Source records:
__________
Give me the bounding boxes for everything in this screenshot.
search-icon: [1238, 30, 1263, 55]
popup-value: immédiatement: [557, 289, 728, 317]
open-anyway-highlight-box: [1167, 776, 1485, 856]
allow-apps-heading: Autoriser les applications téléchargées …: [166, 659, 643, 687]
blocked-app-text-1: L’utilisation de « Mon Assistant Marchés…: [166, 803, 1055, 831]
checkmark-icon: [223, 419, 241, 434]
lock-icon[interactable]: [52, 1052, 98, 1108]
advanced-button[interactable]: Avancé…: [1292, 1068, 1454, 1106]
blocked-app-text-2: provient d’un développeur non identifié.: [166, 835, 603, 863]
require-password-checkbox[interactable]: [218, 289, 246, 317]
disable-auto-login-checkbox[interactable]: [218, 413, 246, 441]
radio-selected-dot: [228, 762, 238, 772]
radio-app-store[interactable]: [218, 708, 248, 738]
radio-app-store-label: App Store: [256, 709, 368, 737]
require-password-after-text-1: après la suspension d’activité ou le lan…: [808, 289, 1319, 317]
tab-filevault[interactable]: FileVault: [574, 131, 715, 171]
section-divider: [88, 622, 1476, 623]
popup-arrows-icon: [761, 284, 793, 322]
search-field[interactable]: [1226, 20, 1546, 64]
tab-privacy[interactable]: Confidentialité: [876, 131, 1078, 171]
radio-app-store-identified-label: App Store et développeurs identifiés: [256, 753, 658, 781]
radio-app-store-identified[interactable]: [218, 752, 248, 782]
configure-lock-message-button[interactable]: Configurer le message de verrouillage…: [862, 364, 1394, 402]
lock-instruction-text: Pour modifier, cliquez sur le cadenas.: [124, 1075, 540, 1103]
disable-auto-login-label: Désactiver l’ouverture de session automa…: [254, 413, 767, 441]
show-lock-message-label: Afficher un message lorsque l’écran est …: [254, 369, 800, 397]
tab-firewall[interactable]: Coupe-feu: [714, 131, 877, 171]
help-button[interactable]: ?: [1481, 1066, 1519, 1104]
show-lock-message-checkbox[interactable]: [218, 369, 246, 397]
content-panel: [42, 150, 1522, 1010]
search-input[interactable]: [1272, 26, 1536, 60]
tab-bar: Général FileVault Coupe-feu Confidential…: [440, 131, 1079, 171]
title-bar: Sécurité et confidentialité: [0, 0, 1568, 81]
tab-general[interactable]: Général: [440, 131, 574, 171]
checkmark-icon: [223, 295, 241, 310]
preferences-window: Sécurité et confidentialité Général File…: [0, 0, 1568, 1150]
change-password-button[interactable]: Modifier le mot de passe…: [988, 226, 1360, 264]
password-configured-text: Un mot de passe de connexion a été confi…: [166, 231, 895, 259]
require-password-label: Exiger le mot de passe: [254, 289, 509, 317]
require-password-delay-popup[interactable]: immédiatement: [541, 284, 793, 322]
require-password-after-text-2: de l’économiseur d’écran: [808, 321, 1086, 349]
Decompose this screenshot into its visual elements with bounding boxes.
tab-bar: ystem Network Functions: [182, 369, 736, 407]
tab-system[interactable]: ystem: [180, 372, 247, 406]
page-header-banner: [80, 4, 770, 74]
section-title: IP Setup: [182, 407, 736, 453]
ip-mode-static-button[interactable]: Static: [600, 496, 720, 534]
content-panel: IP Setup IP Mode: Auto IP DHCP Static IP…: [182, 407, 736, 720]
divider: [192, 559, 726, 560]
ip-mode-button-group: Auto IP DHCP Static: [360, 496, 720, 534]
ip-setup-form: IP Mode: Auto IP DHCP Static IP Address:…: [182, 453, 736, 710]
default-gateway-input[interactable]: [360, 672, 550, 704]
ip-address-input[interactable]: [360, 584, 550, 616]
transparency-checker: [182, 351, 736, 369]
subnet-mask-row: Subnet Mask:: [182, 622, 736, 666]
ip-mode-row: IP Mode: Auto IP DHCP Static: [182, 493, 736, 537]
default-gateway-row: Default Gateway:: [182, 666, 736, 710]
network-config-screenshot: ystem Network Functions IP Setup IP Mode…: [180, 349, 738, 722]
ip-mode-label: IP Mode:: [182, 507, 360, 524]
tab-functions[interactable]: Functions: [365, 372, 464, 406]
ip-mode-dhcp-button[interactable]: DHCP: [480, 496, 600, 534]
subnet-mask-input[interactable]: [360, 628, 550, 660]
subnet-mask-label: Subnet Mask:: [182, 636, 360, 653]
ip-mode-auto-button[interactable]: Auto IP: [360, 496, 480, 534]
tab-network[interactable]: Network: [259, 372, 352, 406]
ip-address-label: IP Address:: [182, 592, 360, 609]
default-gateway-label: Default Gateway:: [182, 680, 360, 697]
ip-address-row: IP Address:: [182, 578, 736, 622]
__________
=== What to work on ===
Could you copy every line of the source records above word for word, without changing anything?

=== Result for this exercise ===
Give me the bounding boxes for everything in this screenshot.
search-icon: [1238, 30, 1263, 55]
popup-value: immédiatement: [557, 289, 728, 317]
open-anyway-highlight-box: [1167, 776, 1485, 856]
allow-apps-heading: Autoriser les applications téléchargées …: [166, 659, 643, 687]
blocked-app-text-1: L’utilisation de « Mon Assistant Marchés…: [166, 803, 1055, 831]
checkmark-icon: [223, 419, 241, 434]
lock-icon[interactable]: [52, 1052, 98, 1108]
advanced-button[interactable]: Avancé…: [1292, 1068, 1454, 1106]
blocked-app-text-2: provient d’un développeur non identifié.: [166, 835, 603, 863]
require-password-checkbox[interactable]: [218, 289, 246, 317]
disable-auto-login-checkbox[interactable]: [218, 413, 246, 441]
radio-selected-dot: [228, 762, 238, 772]
radio-app-store[interactable]: [218, 708, 248, 738]
radio-app-store-label: App Store: [256, 709, 368, 737]
require-password-after-text-1: après la suspension d’activité ou le lan…: [808, 289, 1319, 317]
tab-filevault[interactable]: FileVault: [574, 131, 715, 171]
section-divider: [88, 622, 1476, 623]
popup-arrows-icon: [761, 284, 793, 322]
search-field[interactable]: [1226, 20, 1546, 64]
tab-privacy[interactable]: Confidentialité: [876, 131, 1078, 171]
radio-app-store-identified-label: App Store et développeurs identifiés: [256, 753, 658, 781]
radio-app-store-identified[interactable]: [218, 752, 248, 782]
configure-lock-message-button[interactable]: Configurer le message de verrouillage…: [862, 364, 1394, 402]
lock-instruction-text: Pour modifier, cliquez sur le cadenas.: [124, 1075, 540, 1103]
disable-auto-login-label: Désactiver l’ouverture de session automa…: [254, 413, 767, 441]
show-lock-message-label: Afficher un message lorsque l’écran est …: [254, 369, 800, 397]
tab-firewall[interactable]: Coupe-feu: [714, 131, 877, 171]
help-button[interactable]: ?: [1481, 1066, 1519, 1104]
show-lock-message-checkbox[interactable]: [218, 369, 246, 397]
content-panel: [42, 150, 1522, 1010]
search-input[interactable]: [1272, 26, 1536, 60]
tab-bar: Général FileVault Coupe-feu Confidential…: [440, 131, 1079, 171]
title-bar: Sécurité et confidentialité: [0, 0, 1568, 81]
tab-general[interactable]: Général: [440, 131, 574, 171]
checkmark-icon: [223, 295, 241, 310]
preferences-window: Sécurité et confidentialité Général File…: [0, 0, 1568, 1150]
change-password-button[interactable]: Modifier le mot de passe…: [988, 226, 1360, 264]
password-configured-text: Un mot de passe de connexion a été confi…: [166, 231, 895, 259]
require-password-label: Exiger le mot de passe: [254, 289, 509, 317]
require-password-delay-popup[interactable]: immédiatement: [541, 284, 793, 322]
require-password-after-text-2: de l’économiseur d’écran: [808, 321, 1086, 349]
Decompose this screenshot into its visual elements with bounding boxes.
tab-bar: ystem Network Functions: [182, 369, 736, 407]
tab-system[interactable]: ystem: [180, 372, 247, 406]
page-header-banner: [80, 4, 770, 74]
section-title: IP Setup: [182, 407, 736, 453]
ip-mode-static-button[interactable]: Static: [600, 496, 720, 534]
content-panel: IP Setup IP Mode: Auto IP DHCP Static IP…: [182, 407, 736, 720]
divider: [192, 559, 726, 560]
ip-mode-button-group: Auto IP DHCP Static: [360, 496, 720, 534]
ip-setup-form: IP Mode: Auto IP DHCP Static IP Address:…: [182, 453, 736, 710]
default-gateway-input[interactable]: [360, 672, 550, 704]
ip-address-input[interactable]: [360, 584, 550, 616]
transparency-checker: [182, 351, 736, 369]
subnet-mask-row: Subnet Mask:: [182, 622, 736, 666]
ip-mode-row: IP Mode: Auto IP DHCP Static: [182, 493, 736, 537]
default-gateway-row: Default Gateway:: [182, 666, 736, 710]
network-config-screenshot: ystem Network Functions IP Setup IP Mode…: [180, 349, 738, 722]
ip-mode-label: IP Mode:: [182, 507, 360, 524]
tab-functions[interactable]: Functions: [365, 372, 464, 406]
ip-mode-dhcp-button[interactable]: DHCP: [480, 496, 600, 534]
subnet-mask-input[interactable]: [360, 628, 550, 660]
subnet-mask-label: Subnet Mask:: [182, 636, 360, 653]
ip-mode-auto-button[interactable]: Auto IP: [360, 496, 480, 534]
tab-network[interactable]: Network: [259, 372, 352, 406]
ip-address-label: IP Address:: [182, 592, 360, 609]
default-gateway-label: Default Gateway:: [182, 680, 360, 697]
ip-address-row: IP Address:: [182, 578, 736, 622]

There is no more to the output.